◆ REQUIRED TASK: Copy out every one of the lines below without changing a single character.

Element boundary lines:
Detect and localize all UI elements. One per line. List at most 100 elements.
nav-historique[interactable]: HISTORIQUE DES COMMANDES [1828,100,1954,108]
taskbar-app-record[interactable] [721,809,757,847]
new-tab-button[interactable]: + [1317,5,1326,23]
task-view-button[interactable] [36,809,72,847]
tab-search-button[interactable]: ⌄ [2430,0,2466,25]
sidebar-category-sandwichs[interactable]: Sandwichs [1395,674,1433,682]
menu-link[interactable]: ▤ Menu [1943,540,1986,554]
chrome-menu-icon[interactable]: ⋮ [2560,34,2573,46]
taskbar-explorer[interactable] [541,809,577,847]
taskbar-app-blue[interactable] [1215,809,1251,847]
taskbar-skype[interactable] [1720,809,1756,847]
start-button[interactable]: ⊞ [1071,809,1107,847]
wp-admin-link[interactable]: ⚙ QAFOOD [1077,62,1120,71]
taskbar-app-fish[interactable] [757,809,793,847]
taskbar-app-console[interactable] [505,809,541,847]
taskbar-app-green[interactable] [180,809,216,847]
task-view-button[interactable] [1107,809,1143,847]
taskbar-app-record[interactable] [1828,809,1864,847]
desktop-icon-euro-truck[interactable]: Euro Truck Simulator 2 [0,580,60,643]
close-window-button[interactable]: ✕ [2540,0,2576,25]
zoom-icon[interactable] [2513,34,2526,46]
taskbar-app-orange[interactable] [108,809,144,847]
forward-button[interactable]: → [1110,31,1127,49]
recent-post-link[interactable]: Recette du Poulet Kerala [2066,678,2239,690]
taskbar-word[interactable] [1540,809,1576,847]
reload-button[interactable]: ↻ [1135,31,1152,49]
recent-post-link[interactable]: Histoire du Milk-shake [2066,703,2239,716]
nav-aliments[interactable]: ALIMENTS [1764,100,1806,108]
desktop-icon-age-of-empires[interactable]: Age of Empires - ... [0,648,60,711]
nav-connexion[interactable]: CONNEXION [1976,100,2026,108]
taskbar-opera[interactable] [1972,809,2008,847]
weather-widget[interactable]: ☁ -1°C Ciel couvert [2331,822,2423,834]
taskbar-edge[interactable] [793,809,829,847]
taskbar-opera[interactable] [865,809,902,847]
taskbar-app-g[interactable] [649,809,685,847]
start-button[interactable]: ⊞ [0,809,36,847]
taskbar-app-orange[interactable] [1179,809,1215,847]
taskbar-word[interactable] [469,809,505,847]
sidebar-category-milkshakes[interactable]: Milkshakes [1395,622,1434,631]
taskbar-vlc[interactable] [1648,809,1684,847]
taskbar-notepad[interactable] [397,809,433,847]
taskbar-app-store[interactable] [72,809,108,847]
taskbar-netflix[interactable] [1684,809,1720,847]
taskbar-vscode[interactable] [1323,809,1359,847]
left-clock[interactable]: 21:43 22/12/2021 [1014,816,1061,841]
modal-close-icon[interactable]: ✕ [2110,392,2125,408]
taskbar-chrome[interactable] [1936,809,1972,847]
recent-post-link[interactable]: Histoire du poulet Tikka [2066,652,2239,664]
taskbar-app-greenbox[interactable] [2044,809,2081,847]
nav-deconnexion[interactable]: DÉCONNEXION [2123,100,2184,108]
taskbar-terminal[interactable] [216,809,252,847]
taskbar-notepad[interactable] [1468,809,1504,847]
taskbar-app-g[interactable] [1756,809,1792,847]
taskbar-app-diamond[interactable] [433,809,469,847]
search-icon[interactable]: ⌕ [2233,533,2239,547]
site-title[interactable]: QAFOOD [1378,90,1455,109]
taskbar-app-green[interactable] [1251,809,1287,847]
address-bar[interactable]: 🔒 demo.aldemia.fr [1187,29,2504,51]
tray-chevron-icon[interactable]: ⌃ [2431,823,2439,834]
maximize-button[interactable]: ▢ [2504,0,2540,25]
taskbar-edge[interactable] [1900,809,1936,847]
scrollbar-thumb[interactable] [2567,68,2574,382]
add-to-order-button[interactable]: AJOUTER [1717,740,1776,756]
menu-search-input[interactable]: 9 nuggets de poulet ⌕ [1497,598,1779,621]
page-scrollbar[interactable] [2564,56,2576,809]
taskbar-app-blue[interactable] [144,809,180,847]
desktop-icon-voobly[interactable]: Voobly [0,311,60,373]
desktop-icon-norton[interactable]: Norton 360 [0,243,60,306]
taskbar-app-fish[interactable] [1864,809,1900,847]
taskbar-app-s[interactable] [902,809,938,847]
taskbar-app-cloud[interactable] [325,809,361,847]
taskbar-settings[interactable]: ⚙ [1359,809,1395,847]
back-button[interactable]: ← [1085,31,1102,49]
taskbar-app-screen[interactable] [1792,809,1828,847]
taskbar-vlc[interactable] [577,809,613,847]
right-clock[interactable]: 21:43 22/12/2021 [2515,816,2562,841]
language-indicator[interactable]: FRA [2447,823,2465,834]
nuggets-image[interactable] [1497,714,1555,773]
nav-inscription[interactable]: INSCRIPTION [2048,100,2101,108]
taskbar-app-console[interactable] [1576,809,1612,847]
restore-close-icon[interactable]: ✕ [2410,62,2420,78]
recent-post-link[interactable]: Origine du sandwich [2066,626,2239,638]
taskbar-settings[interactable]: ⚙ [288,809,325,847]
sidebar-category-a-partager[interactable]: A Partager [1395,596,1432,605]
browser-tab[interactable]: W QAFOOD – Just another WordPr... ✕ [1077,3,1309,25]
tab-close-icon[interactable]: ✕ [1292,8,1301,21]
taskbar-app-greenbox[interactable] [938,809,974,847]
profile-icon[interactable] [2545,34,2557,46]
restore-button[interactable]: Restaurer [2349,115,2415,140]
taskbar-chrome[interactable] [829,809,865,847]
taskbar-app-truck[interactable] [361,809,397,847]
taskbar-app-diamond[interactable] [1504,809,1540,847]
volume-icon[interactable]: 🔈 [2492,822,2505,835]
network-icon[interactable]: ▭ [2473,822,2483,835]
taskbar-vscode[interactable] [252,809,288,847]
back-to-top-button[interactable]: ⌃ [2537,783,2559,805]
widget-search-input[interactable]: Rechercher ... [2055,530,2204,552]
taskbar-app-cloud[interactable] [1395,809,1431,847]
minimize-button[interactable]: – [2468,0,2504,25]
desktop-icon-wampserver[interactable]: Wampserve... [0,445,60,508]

◆ THE RESPONSE:
Detect and localize all UI elements. One per line. List at most 100 elements.
nav-historique[interactable]: HISTORIQUE DES COMMANDES [1828,100,1954,108]
taskbar-app-record[interactable] [721,809,757,847]
new-tab-button[interactable]: + [1317,5,1326,23]
task-view-button[interactable] [36,809,72,847]
tab-search-button[interactable]: ⌄ [2430,0,2466,25]
sidebar-category-sandwichs[interactable]: Sandwichs [1395,674,1433,682]
menu-link[interactable]: ▤ Menu [1943,540,1986,554]
chrome-menu-icon[interactable]: ⋮ [2560,34,2573,46]
taskbar-explorer[interactable] [541,809,577,847]
taskbar-app-blue[interactable] [1215,809,1251,847]
taskbar-skype[interactable] [1720,809,1756,847]
start-button[interactable]: ⊞ [1071,809,1107,847]
wp-admin-link[interactable]: ⚙ QAFOOD [1077,62,1120,71]
taskbar-app-fish[interactable] [757,809,793,847]
taskbar-app-console[interactable] [505,809,541,847]
taskbar-app-green[interactable] [180,809,216,847]
task-view-button[interactable] [1107,809,1143,847]
taskbar-app-record[interactable] [1828,809,1864,847]
desktop-icon-euro-truck[interactable]: Euro Truck Simulator 2 [0,580,60,643]
close-window-button[interactable]: ✕ [2540,0,2576,25]
zoom-icon[interactable] [2513,34,2526,46]
taskbar-app-orange[interactable] [108,809,144,847]
forward-button[interactable]: → [1110,31,1127,49]
recent-post-link[interactable]: Recette du Poulet Kerala [2066,678,2239,690]
taskbar-word[interactable] [1540,809,1576,847]
reload-button[interactable]: ↻ [1135,31,1152,49]
recent-post-link[interactable]: Histoire du Milk-shake [2066,703,2239,716]
nav-aliments[interactable]: ALIMENTS [1764,100,1806,108]
desktop-icon-age-of-empires[interactable]: Age of Empires - ... [0,648,60,711]
nav-connexion[interactable]: CONNEXION [1976,100,2026,108]
taskbar-opera[interactable] [1972,809,2008,847]
weather-widget[interactable]: ☁ -1°C Ciel couvert [2331,822,2423,834]
taskbar-edge[interactable] [793,809,829,847]
taskbar-opera[interactable] [865,809,902,847]
taskbar-app-g[interactable] [649,809,685,847]
start-button[interactable]: ⊞ [0,809,36,847]
taskbar-app-orange[interactable] [1179,809,1215,847]
taskbar-word[interactable] [469,809,505,847]
sidebar-category-milkshakes[interactable]: Milkshakes [1395,622,1434,631]
taskbar-vlc[interactable] [1648,809,1684,847]
taskbar-notepad[interactable] [397,809,433,847]
taskbar-app-store[interactable] [72,809,108,847]
taskbar-netflix[interactable] [1684,809,1720,847]
taskbar-vscode[interactable] [1323,809,1359,847]
left-clock[interactable]: 21:43 22/12/2021 [1014,816,1061,841]
modal-close-icon[interactable]: ✕ [2110,392,2125,408]
taskbar-chrome[interactable] [1936,809,1972,847]
recent-post-link[interactable]: Histoire du poulet Tikka [2066,652,2239,664]
taskbar-app-greenbox[interactable] [2044,809,2081,847]
nav-deconnexion[interactable]: DÉCONNEXION [2123,100,2184,108]
taskbar-terminal[interactable] [216,809,252,847]
taskbar-notepad[interactable] [1468,809,1504,847]
taskbar-app-g[interactable] [1756,809,1792,847]
taskbar-app-diamond[interactable] [433,809,469,847]
search-icon[interactable]: ⌕ [2233,533,2239,547]
site-title[interactable]: QAFOOD [1378,90,1455,109]
taskbar-app-green[interactable] [1251,809,1287,847]
address-bar[interactable]: 🔒 demo.aldemia.fr [1187,29,2504,51]
tray-chevron-icon[interactable]: ⌃ [2431,823,2439,834]
maximize-button[interactable]: ▢ [2504,0,2540,25]
taskbar-edge[interactable] [1900,809,1936,847]
scrollbar-thumb[interactable] [2567,68,2574,382]
add-to-order-button[interactable]: AJOUTER [1717,740,1776,756]
menu-search-input[interactable]: 9 nuggets de poulet ⌕ [1497,598,1779,621]
page-scrollbar[interactable] [2564,56,2576,809]
taskbar-app-blue[interactable] [144,809,180,847]
desktop-icon-voobly[interactable]: Voobly [0,311,60,373]
desktop-icon-norton[interactable]: Norton 360 [0,243,60,306]
taskbar-app-fish[interactable] [1864,809,1900,847]
taskbar-app-s[interactable] [902,809,938,847]
taskbar-app-cloud[interactable] [325,809,361,847]
taskbar-settings[interactable]: ⚙ [1359,809,1395,847]
back-button[interactable]: ← [1085,31,1102,49]
taskbar-app-screen[interactable] [1792,809,1828,847]
taskbar-vlc[interactable] [577,809,613,847]
right-clock[interactable]: 21:43 22/12/2021 [2515,816,2562,841]
language-indicator[interactable]: FRA [2447,823,2465,834]
nuggets-image[interactable] [1497,714,1555,773]
nav-inscription[interactable]: INSCRIPTION [2048,100,2101,108]
taskbar-app-console[interactable] [1576,809,1612,847]
restore-close-icon[interactable]: ✕ [2410,62,2420,78]
recent-post-link[interactable]: Origine du sandwich [2066,626,2239,638]
taskbar-settings[interactable]: ⚙ [288,809,325,847]
sidebar-category-a-partager[interactable]: A Partager [1395,596,1432,605]
browser-tab[interactable]: W QAFOOD – Just another WordPr... ✕ [1077,3,1309,25]
tab-close-icon[interactable]: ✕ [1292,8,1301,21]
taskbar-app-greenbox[interactable] [938,809,974,847]
profile-icon[interactable] [2545,34,2557,46]
restore-button[interactable]: Restaurer [2349,115,2415,140]
taskbar-chrome[interactable] [829,809,865,847]
taskbar-app-truck[interactable] [361,809,397,847]
taskbar-app-diamond[interactable] [1504,809,1540,847]
volume-icon[interactable]: 🔈 [2492,822,2505,835]
network-icon[interactable]: ▭ [2473,822,2483,835]
taskbar-vscode[interactable] [252,809,288,847]
back-to-top-button[interactable]: ⌃ [2537,783,2559,805]
widget-search-input[interactable]: Rechercher ... [2055,530,2204,552]
taskbar-app-cloud[interactable] [1395,809,1431,847]
minimize-button[interactable]: – [2468,0,2504,25]
desktop-icon-wampserver[interactable]: Wampserve... [0,445,60,508]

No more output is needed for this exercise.